**REQUIRED TASK:** Within the data below, state how many lines contain the string "this". Provide the number only.

* Start *

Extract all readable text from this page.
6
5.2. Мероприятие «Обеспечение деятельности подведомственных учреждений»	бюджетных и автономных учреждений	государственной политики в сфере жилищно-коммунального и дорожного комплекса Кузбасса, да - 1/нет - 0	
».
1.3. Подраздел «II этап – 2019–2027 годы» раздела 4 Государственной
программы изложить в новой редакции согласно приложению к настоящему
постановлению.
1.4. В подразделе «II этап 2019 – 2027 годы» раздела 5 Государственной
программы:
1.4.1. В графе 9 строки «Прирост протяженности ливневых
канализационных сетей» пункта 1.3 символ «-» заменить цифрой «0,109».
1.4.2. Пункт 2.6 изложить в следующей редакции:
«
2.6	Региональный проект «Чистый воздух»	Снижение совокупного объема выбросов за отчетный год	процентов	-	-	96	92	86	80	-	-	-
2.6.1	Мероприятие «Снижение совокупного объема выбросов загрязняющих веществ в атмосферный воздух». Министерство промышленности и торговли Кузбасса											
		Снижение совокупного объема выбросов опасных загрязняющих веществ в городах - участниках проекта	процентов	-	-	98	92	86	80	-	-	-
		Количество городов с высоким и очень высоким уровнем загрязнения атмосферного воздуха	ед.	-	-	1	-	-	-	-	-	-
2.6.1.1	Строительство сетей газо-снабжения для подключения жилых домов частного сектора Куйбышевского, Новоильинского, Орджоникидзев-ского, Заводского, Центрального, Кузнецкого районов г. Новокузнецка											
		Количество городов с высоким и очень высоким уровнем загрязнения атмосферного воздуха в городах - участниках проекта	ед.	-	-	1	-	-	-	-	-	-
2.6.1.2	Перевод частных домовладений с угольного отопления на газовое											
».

* End *
* Start *

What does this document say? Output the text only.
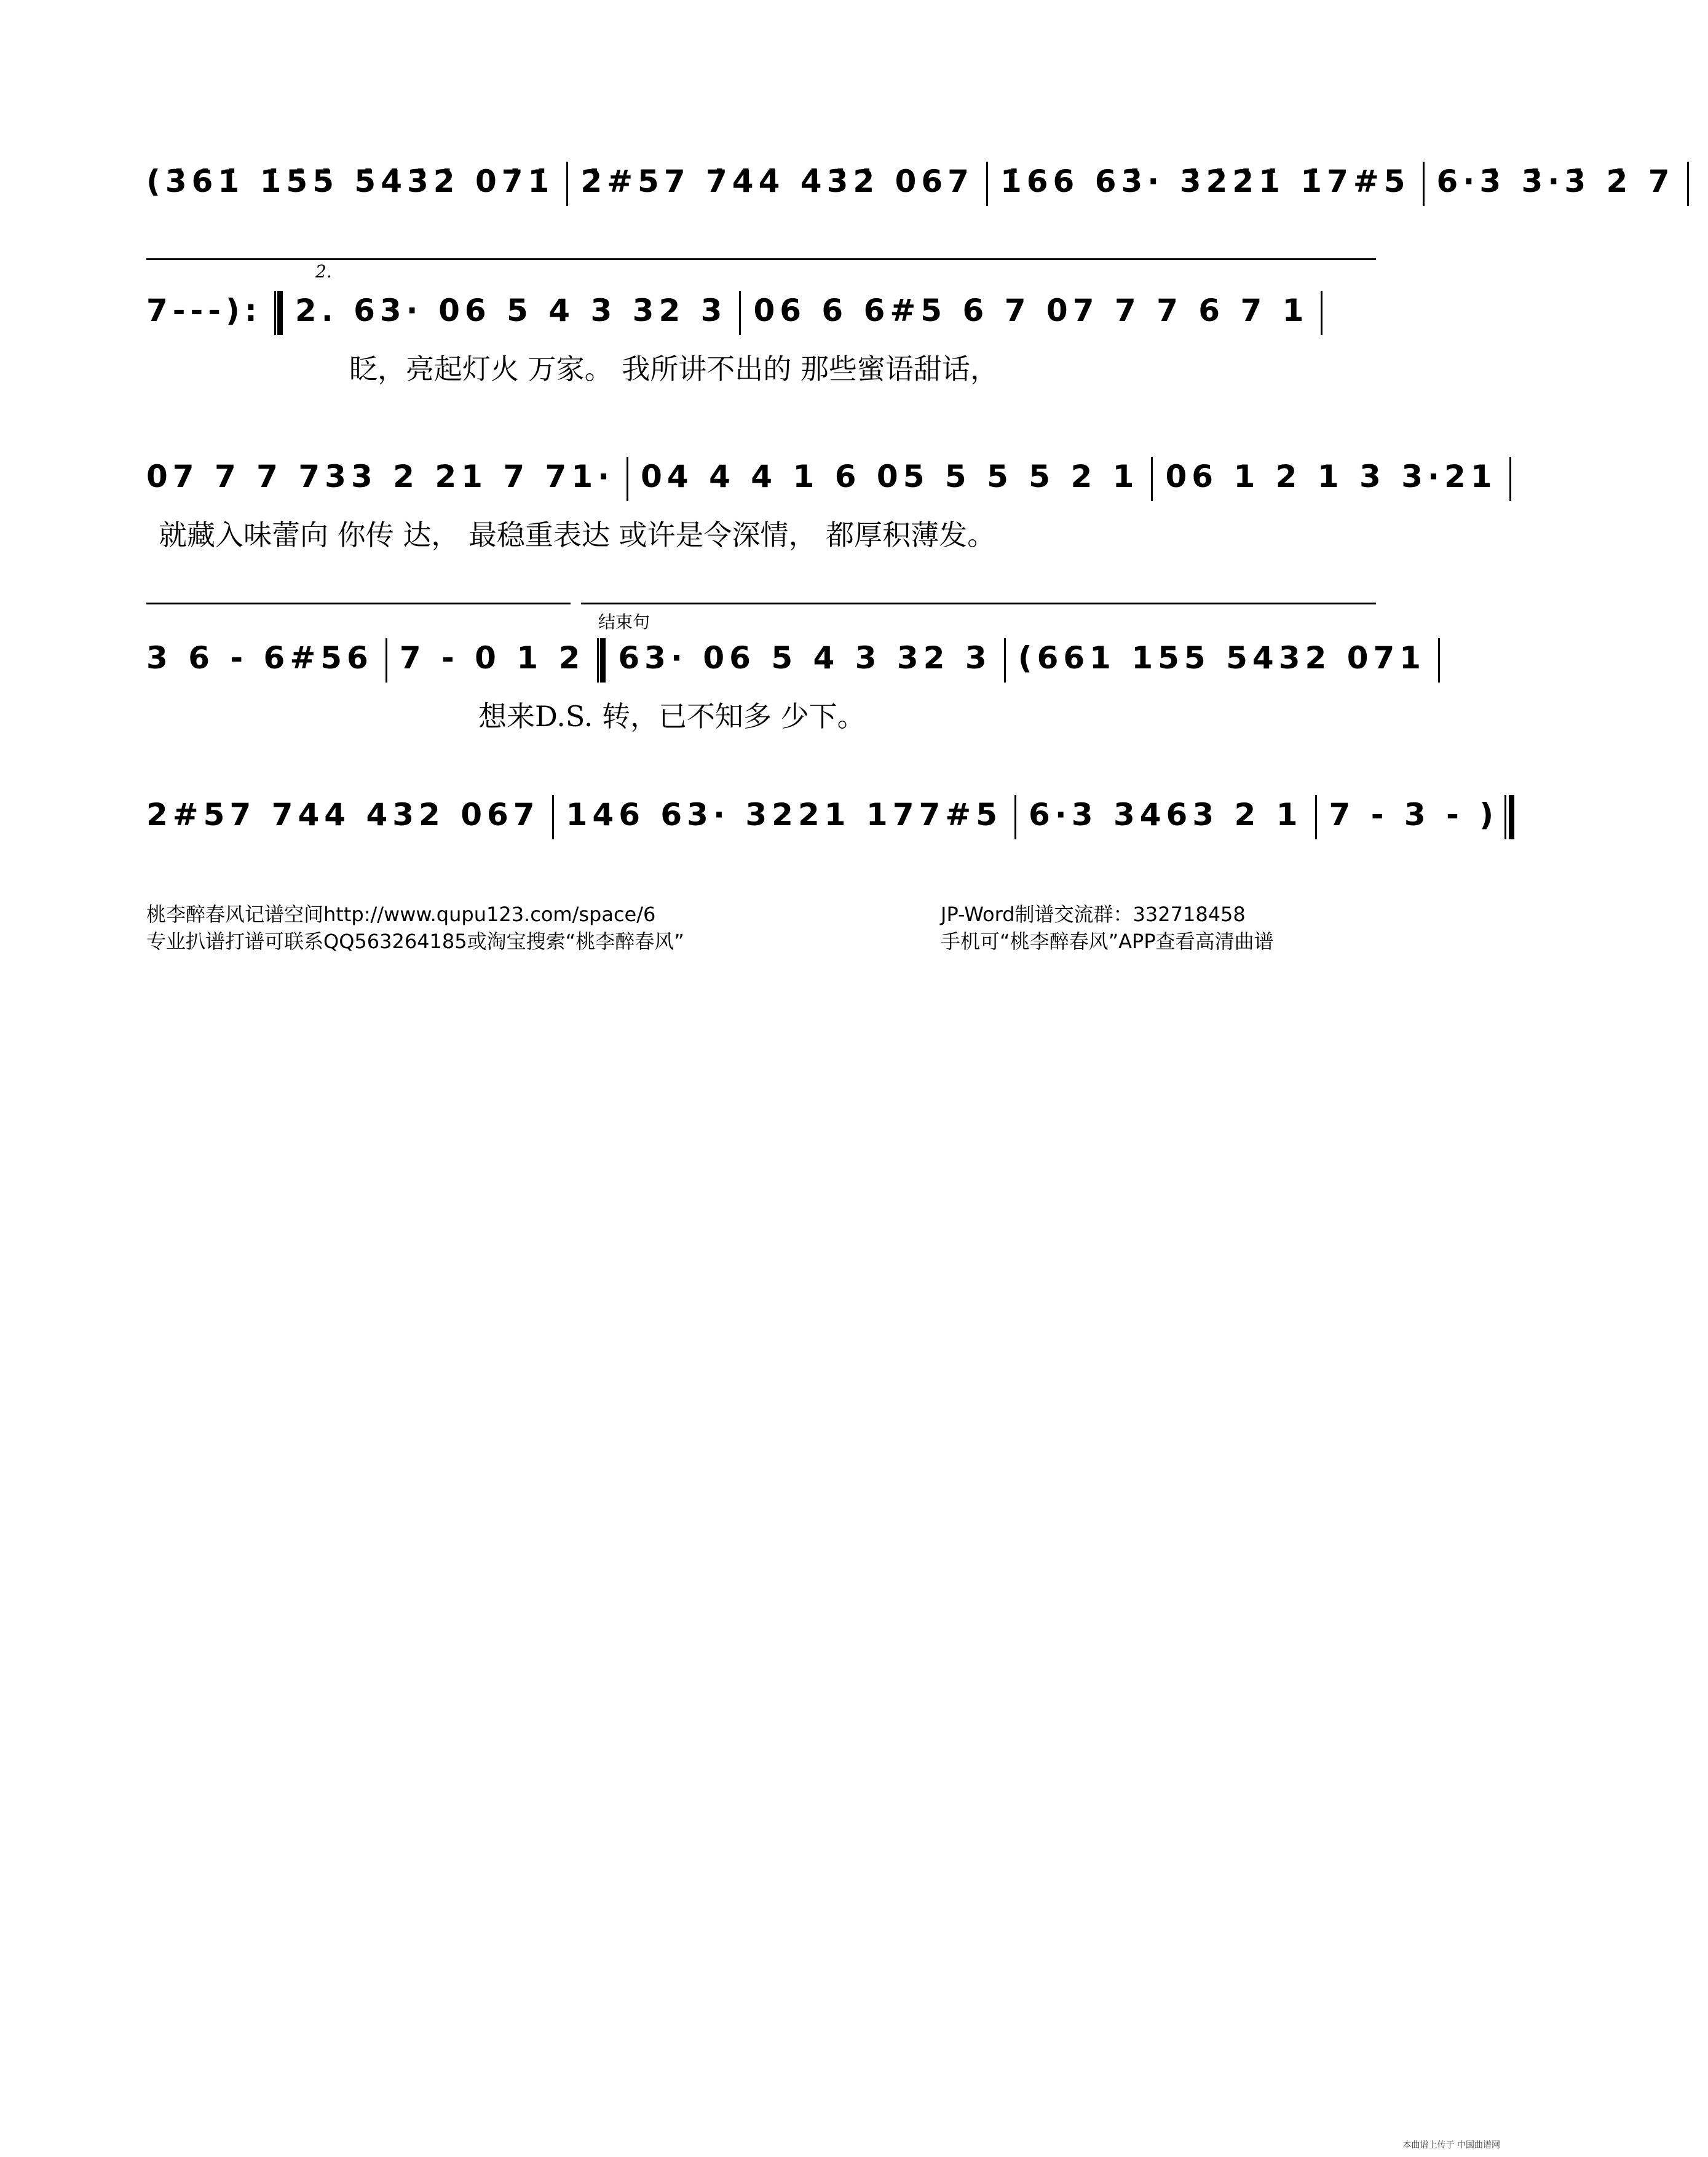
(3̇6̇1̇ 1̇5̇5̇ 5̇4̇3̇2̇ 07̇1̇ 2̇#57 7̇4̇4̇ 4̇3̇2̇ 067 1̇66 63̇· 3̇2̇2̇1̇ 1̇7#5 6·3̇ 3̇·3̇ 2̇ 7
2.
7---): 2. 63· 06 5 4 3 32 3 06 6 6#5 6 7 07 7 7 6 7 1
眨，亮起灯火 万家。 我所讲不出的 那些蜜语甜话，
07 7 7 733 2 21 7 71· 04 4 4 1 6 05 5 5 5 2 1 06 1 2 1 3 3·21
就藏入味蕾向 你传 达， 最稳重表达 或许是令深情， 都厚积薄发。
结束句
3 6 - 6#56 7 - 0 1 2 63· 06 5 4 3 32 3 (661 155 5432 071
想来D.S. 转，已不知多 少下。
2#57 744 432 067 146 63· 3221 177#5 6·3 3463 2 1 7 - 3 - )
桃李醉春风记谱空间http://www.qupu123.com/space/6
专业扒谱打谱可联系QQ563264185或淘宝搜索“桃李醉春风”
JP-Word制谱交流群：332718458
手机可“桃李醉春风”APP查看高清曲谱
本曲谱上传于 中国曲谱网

* End *
* Start *

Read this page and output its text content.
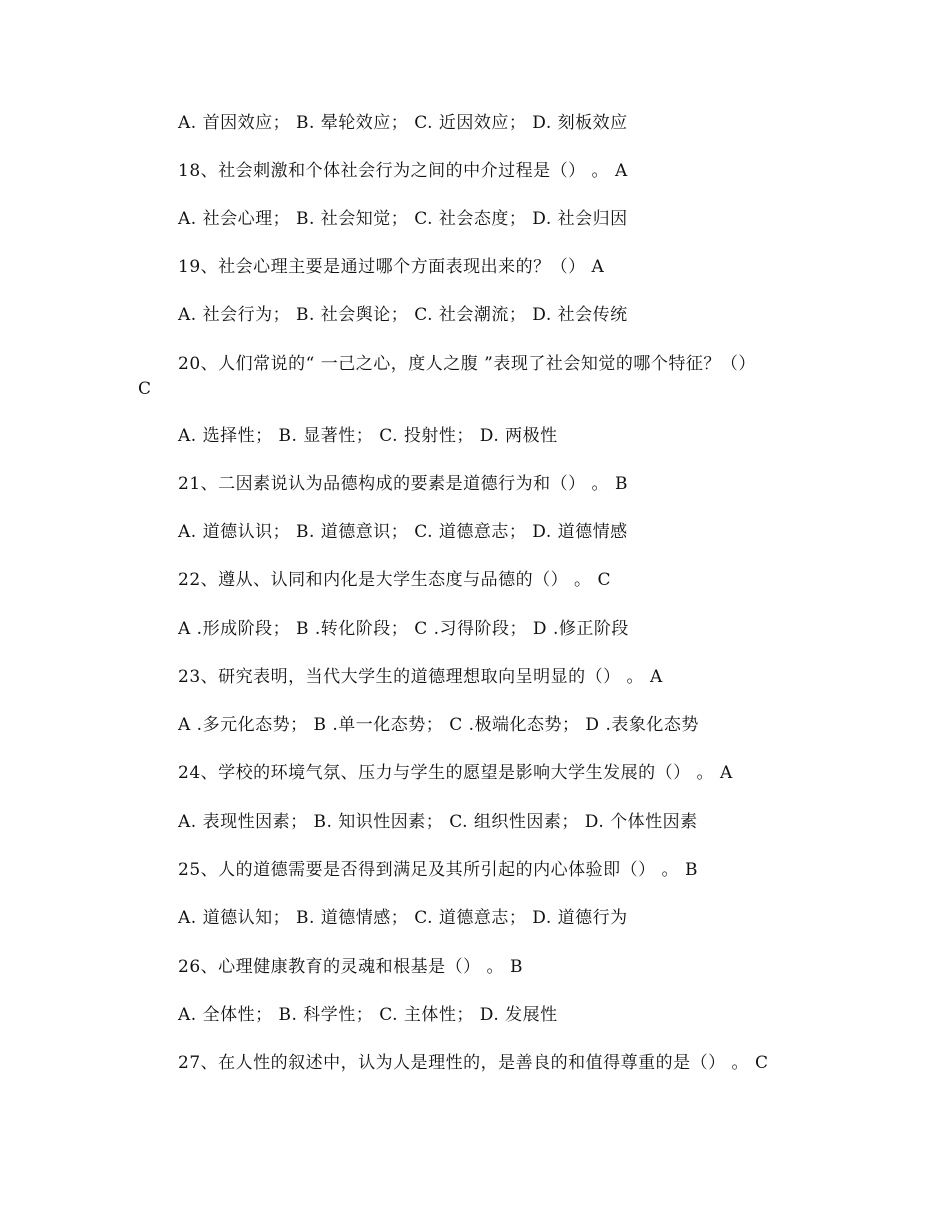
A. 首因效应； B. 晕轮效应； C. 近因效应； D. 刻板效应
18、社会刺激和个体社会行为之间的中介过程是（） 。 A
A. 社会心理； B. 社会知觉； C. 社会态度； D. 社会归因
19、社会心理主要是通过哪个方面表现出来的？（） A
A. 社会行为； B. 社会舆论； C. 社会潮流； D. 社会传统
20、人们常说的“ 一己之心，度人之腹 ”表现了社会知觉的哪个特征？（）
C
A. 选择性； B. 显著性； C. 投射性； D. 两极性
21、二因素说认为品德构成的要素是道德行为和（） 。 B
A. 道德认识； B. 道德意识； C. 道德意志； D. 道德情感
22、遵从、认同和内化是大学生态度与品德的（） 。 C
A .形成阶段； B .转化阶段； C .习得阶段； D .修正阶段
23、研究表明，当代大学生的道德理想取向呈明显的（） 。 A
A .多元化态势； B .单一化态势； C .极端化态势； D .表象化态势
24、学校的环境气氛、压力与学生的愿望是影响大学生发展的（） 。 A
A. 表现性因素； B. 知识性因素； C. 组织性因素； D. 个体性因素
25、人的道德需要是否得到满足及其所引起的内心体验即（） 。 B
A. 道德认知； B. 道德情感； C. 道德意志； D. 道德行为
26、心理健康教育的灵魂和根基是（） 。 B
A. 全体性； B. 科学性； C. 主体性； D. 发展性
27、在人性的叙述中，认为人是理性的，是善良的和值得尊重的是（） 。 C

* End *

**TASK ANSWER:** 3